Instructions:
(A) From the WildAvatar paper summary, list every component of the expensive laboratory setups that current avatar datasets are said to rely on.
(B) Answer these questions from the WildAvatar paper summary, one line per answer:
(i) How many human subjects does WildAvatar contain?
(ii) How many subjects does HUMBI have?
(iii) Which in-the-wild dataset is named as relying heavily on manual filtering?
(C) Carry on the WildAvatar paper summary from its last line.

## Begin Document passage

WildAvatar: Learning In-the-Wild 3D Avatars from the Web¶

Conference: CVPR 2025
arXiv: 2407.02165
Code: https://wildavatar.github.io/
Area: Human Understanding / 3D Human Reconstruction
Keywords: 3D human avatar, in-the-wild dataset, automatic annotation, SMPL estimation, large-scale data

TL;DR¶

Proposes an automated annotation pipeline and filtering protocols to construct WildAvatar—a large-scale, in-the-wild 3D avatar creation dataset containing over 10,000 human subjects, which is over 10 times larger than previous datasets and outperforms existing SMPL annotation methods on the EMDB benchmark.

Background & Motivation¶

Background: 3D human avatar creation has widespread applications in fields like VR/AR, film production, and the metaverse. With the emergence of NeRF, significant progress has been made in methods that reconstruct 3D avatars from 2D observations and synthesize novel views/poses. However, existing methods are primarily validated on laboratory datasets.
Limitations of Prior Work: Current avatar datasets primarily rely on expensive laboratory systems—multi-view camera arrays, depth sensors, IMUs, laser scanners, professional actors, and lighting stages. These setups are (a) highly costly and difficult to scale; (b) limited in scene diversity, exhibiting a domain gap with the real world; and (c) even the largest dataset (such as HUMBI with 772 subjects) remains negligible compared to real-world diversity.
Key Challenge: A vast amount of free, real-world human motion video exists on the internet, but these videos vary in quality and lack the precise annotations (SMPL parameters, camera parameters, human segmentation masks) required for avatar creation. A few attempts to collect in-the-wild data (such as the TikTok dataset) heavily rely on manual filtering, which cannot scale.

## End Document passage
## Begin Supplied material

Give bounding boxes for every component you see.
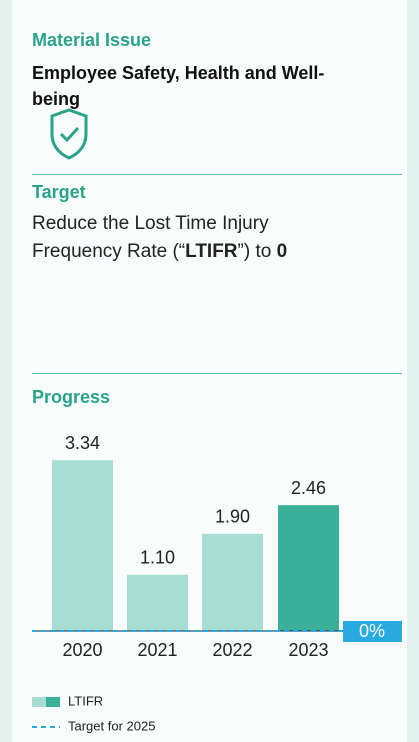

## End Supplied material

Outputs for the tasks:
(A)
- Multi-view camera arrays
- Depth sensors
- IMUs
- Laser scanners
- Professional actors
- Lighting stages

(B)
(i) Over 10,000
(ii) 772
(iii) The TikTok dataset

(C)
Goal: Design a fully automated annotation pipeline and filtering protocols to extract high-quality human motion data from web videos to construct a large-scale, in-the-wild avatar dataset.
Key Insight: Utilize a four-stage pipeline composed of recent SOTA models (such as YOLO, SAM, and HMR 2.0) for automatic annotation, combined with multi-consistency check protocols to automatically filter out low-quality samples.
Core Idea: Replace manual intervention with a pipelined automated approach. Through a two-step "annotation + filtering" strategy, high-quality human data can be extracted from YouTube at an extremely low cost, achieving a 10x increase in dataset scale.

Method¶

Overall Architecture¶

The pipeline is divided into four stages: Stage I detects and tracks human bounding boxes -> Stage II extracts human segmentation masks (SAM) -> Stage III coarsely estimates single-frame SMPL and camera parameters -> Stage IV refines SMPL and camera parameters across frames (temporal smoothing). Four filtering protocols are interleaved among these four stages to automatically reject unqualified videos.

Key Designs¶

Four-Stage Automatic Annotation Pipeline:
- Function: Automatically obtain high-quality annotations (bounding boxes, human masks, SMPL parameters, camera parameters) from raw web videos.
- Mechanism: Stage I uses YOLO or similar models to detect and track human bounding boxes; Stage II employs SAM (Segment Anything) to generate high-quality human segmentation masks based on bounding box inputs, eliminating the need for manual static background frame selection; Stage III estimates SMPL parameters frame-by-frame using HMR 2.0 or similar; Stage IV refines SMPL and camera parameters over video sequences via gradient descent, introducing 2D keypoints and SAM masks as additional supervision to enhance temporal consistency.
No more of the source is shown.